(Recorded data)
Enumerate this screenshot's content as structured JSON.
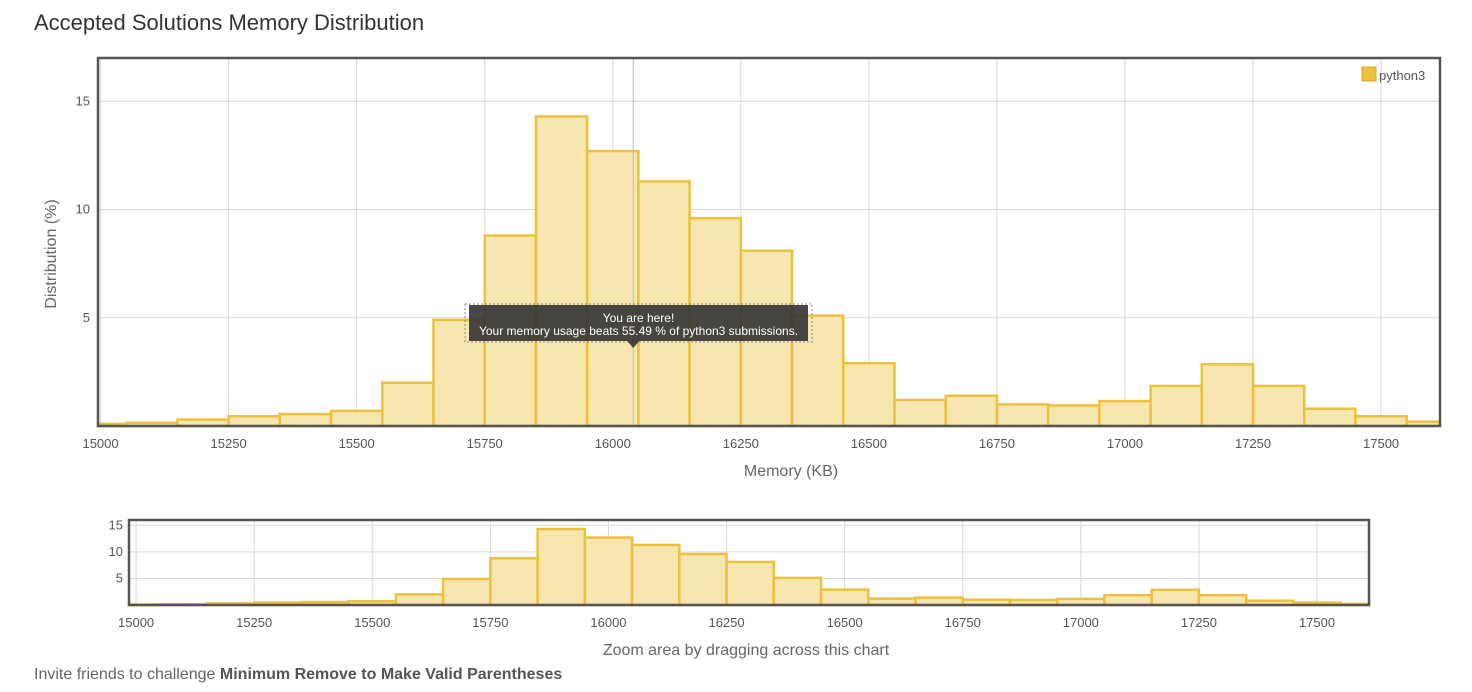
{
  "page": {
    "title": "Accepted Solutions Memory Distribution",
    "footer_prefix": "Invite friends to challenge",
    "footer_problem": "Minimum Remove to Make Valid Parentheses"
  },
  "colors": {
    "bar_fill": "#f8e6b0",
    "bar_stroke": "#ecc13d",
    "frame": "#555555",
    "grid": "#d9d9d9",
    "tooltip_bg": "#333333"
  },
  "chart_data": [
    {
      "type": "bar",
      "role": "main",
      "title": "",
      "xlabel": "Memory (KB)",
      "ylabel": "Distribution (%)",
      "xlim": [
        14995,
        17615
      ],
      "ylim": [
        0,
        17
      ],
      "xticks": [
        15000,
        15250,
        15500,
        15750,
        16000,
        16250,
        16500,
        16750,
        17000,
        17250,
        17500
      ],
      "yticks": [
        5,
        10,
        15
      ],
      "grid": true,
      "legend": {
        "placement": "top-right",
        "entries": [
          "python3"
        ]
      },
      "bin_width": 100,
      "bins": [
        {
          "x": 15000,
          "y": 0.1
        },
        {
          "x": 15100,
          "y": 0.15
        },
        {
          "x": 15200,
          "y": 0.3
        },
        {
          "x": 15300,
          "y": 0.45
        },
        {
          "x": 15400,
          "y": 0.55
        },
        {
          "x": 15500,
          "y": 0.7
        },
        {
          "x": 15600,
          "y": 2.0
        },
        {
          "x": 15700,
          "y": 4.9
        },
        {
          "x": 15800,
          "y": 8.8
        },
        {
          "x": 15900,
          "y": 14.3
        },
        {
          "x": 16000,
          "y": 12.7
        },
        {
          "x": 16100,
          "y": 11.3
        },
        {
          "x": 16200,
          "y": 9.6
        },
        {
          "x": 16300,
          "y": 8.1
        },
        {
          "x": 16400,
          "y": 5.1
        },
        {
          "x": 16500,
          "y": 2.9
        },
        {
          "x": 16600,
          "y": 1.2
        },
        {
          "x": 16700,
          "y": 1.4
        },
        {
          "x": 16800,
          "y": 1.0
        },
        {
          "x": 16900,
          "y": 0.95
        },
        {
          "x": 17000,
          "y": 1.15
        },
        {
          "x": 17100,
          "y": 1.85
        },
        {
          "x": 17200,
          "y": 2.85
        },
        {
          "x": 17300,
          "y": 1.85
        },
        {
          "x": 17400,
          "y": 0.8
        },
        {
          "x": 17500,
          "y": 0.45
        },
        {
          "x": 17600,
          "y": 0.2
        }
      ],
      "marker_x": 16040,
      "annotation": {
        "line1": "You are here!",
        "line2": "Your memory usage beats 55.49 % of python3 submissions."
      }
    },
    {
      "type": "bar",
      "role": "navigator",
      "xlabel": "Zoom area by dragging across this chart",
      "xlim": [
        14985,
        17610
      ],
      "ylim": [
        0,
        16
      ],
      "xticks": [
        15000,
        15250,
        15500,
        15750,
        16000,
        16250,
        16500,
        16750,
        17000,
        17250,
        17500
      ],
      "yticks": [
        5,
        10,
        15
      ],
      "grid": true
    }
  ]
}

* **WHAT YOU ARE ASKED TO DO**
List the lines of the records where "title" occurs.

* **THE REPLY**
    "title": "Accepted Solutions Memory Distribution",
      "title": "",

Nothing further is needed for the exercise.